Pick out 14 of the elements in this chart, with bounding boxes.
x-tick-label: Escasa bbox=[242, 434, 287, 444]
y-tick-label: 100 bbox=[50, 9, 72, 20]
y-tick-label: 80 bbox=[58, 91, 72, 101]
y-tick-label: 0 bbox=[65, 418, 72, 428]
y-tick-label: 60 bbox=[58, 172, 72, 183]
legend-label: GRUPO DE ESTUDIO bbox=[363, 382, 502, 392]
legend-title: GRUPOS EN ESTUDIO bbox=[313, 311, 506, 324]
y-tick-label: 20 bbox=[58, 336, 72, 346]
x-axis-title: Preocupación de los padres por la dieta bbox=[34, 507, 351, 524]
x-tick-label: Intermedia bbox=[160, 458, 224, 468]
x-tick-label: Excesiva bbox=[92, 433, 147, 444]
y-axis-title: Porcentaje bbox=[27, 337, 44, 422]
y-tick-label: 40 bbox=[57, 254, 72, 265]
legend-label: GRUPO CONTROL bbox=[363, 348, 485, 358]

----

- Written problem -
Please copy out every line of the records above with each character unchanged.

- Output below -
Pick out 14 of the elements in this chart, with bounding boxes.
x-tick-label: Escasa bbox=[242, 434, 287, 444]
y-tick-label: 100 bbox=[50, 9, 72, 20]
y-tick-label: 80 bbox=[58, 91, 72, 101]
y-tick-label: 0 bbox=[65, 418, 72, 428]
y-tick-label: 60 bbox=[58, 172, 72, 183]
legend-label: GRUPO DE ESTUDIO bbox=[363, 382, 502, 392]
legend-title: GRUPOS EN ESTUDIO bbox=[313, 311, 506, 324]
y-tick-label: 20 bbox=[58, 336, 72, 346]
x-axis-title: Preocupación de los padres por la dieta bbox=[34, 507, 351, 524]
x-tick-label: Intermedia bbox=[160, 458, 224, 468]
x-tick-label: Excesiva bbox=[92, 433, 147, 444]
y-axis-title: Porcentaje bbox=[27, 337, 44, 422]
y-tick-label: 40 bbox=[57, 254, 72, 265]
legend-label: GRUPO CONTROL bbox=[363, 348, 485, 358]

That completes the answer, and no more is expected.